Extracted records
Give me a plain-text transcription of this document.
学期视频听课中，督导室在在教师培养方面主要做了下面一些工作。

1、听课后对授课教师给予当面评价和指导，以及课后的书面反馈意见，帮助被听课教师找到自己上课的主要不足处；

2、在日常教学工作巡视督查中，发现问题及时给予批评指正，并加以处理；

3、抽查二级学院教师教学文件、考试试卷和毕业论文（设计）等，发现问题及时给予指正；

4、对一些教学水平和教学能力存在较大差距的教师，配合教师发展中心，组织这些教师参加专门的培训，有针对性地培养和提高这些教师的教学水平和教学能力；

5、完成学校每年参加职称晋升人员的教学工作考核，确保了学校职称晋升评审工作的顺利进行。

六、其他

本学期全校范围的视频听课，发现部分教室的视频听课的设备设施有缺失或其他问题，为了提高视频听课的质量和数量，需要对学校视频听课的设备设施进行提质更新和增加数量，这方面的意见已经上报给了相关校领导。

» THE PROBLEM:
Set down all of the records shown above once more, exactly.

» TASK RESPONSE:
Give me a plain-text transcription of this document.
学期视频听课中，督导室在在教师培养方面主要做了下面一些工作。

1、听课后对授课教师给予当面评价和指导，以及课后的书面反馈意见，帮助被听课教师找到自己上课的主要不足处；

2、在日常教学工作巡视督查中，发现问题及时给予批评指正，并加以处理；

3、抽查二级学院教师教学文件、考试试卷和毕业论文（设计）等，发现问题及时给予指正；

4、对一些教学水平和教学能力存在较大差距的教师，配合教师发展中心，组织这些教师参加专门的培训，有针对性地培养和提高这些教师的教学水平和教学能力；

5、完成学校每年参加职称晋升人员的教学工作考核，确保了学校职称晋升评审工作的顺利进行。

六、其他

本学期全校范围的视频听课，发现部分教室的视频听课的设备设施有缺失或其他问题，为了提高视频听课的质量和数量，需要对学校视频听课的设备设施进行提质更新和增加数量，这方面的意见已经上报给了相关校领导。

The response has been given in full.